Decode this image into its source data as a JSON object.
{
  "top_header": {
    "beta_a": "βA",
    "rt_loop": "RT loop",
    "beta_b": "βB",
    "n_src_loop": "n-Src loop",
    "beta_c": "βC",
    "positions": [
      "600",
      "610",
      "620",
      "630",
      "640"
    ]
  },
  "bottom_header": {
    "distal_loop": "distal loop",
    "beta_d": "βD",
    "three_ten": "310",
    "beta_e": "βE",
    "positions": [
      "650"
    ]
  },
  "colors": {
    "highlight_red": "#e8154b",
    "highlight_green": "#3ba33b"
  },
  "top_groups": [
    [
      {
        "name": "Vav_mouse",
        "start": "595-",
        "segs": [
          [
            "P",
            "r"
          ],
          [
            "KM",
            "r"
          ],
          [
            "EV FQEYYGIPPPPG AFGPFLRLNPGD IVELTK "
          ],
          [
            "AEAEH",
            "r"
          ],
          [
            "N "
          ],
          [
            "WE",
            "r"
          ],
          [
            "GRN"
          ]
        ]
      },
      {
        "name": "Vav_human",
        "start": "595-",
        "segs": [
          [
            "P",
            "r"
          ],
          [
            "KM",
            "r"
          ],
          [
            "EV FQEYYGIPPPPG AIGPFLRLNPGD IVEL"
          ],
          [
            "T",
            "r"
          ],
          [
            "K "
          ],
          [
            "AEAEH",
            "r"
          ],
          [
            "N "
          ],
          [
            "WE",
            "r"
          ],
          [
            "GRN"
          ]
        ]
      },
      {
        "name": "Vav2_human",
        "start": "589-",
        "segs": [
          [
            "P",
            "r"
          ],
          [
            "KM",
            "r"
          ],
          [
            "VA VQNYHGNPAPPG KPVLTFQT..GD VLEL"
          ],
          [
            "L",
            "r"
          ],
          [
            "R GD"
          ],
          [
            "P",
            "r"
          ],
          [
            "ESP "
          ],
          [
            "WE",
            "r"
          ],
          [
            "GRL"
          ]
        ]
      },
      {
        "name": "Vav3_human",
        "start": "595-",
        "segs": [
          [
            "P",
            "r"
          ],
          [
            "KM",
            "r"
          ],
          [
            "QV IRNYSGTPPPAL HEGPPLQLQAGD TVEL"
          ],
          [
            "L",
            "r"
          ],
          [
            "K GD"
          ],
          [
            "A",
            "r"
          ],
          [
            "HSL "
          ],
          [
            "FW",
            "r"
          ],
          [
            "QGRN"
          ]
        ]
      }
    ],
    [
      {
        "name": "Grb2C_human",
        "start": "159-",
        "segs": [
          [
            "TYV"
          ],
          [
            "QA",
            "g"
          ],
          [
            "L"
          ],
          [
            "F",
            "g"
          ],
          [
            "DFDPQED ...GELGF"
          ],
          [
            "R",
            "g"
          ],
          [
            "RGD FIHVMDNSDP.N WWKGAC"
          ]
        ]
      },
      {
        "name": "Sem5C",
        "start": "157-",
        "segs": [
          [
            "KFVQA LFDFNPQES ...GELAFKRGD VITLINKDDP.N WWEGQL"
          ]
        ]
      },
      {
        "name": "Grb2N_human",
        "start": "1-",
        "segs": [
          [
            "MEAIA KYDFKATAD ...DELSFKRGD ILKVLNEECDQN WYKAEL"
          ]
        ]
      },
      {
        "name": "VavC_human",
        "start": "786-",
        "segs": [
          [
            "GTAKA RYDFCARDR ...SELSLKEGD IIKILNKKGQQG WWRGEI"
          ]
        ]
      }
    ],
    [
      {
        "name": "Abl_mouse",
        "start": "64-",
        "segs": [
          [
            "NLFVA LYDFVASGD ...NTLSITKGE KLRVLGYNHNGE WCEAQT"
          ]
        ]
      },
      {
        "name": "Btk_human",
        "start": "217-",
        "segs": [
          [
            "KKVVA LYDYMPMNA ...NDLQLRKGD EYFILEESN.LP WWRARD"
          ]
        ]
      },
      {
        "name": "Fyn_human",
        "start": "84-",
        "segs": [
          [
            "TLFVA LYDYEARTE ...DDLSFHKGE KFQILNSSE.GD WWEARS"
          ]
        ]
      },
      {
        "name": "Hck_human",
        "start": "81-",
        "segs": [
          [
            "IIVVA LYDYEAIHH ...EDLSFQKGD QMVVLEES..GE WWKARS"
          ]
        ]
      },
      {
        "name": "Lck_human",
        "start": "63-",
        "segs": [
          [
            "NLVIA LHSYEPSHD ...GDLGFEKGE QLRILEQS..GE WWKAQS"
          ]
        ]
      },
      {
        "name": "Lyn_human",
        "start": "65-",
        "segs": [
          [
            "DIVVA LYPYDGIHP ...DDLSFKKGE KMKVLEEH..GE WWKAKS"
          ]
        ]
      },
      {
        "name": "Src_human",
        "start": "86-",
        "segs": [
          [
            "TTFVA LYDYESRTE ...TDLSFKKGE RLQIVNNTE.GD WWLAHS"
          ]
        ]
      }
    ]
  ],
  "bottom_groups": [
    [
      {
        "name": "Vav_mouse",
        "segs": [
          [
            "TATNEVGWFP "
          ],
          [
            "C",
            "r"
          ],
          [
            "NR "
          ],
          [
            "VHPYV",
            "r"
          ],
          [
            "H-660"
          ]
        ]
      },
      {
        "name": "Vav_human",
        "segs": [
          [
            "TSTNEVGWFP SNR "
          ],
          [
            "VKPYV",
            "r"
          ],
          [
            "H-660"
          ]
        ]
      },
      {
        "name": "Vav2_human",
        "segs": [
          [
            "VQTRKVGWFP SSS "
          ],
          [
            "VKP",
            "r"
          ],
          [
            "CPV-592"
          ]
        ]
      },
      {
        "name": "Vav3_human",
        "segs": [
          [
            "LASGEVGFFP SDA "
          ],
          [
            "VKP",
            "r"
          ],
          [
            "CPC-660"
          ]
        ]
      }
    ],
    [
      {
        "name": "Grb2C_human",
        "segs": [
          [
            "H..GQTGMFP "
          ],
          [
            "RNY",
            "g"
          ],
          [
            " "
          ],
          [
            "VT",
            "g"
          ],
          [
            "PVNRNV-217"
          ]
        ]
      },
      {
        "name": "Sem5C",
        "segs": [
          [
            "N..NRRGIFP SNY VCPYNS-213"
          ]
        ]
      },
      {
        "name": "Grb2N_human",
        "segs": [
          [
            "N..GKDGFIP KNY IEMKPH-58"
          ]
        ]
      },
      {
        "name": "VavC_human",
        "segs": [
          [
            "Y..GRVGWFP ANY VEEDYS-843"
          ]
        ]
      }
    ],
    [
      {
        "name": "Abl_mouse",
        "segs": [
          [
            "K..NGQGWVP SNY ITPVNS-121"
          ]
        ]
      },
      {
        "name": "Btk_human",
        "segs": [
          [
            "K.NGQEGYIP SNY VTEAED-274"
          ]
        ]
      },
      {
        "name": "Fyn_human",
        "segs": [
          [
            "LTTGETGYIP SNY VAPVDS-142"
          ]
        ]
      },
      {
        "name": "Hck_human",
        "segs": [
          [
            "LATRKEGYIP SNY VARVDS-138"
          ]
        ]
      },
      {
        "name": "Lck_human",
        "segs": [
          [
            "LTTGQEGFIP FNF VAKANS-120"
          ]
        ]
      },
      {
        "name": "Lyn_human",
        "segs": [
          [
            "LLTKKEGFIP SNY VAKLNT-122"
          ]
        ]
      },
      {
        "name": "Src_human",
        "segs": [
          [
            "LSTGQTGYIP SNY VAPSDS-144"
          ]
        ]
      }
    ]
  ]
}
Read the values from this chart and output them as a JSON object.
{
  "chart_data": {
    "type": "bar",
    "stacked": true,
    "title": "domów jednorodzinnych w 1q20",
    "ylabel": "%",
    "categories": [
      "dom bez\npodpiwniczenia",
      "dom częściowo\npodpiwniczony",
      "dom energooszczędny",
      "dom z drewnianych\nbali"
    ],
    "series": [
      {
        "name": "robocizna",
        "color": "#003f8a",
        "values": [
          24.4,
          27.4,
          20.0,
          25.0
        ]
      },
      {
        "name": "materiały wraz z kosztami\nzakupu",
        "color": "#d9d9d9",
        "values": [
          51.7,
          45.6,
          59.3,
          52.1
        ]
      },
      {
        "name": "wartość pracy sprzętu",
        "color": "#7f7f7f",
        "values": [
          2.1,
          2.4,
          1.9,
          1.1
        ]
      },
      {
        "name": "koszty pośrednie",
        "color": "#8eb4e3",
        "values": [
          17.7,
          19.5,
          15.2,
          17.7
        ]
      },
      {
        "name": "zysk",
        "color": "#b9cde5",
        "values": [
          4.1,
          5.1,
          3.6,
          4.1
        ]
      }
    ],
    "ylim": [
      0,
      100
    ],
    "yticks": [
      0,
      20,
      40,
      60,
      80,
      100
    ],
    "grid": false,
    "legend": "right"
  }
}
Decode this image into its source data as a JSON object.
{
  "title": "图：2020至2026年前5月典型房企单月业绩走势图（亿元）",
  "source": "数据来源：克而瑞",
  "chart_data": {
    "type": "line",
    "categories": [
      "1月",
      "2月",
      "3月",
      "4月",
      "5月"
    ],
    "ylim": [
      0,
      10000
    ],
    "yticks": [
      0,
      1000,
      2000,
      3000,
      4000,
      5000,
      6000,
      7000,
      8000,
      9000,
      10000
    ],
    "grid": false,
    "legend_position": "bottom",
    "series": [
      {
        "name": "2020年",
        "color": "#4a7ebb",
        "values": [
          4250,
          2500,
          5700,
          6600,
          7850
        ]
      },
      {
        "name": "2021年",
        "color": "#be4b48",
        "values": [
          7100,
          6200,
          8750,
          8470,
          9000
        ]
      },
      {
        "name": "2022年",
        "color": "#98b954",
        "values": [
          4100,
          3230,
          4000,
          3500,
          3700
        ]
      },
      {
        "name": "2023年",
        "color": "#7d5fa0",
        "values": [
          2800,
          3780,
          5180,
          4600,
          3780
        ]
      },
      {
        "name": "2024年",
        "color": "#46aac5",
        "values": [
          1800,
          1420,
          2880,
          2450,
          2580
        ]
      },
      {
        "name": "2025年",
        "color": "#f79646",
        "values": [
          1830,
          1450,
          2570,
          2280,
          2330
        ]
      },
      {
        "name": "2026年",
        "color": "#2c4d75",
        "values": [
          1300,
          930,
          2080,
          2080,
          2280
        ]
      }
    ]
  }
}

################

TASK BRIEF
In the entries above, find each line with the string "FQEYYGIPPPPG" and copy it.

SOLUTION TO THIS PROBLEM
            "EV FQEYYGIPPPPG AFGPFLRLNPGD IVELTK "
            "EV FQEYYGIPPPPG AIGPFLRLNPGD IVEL"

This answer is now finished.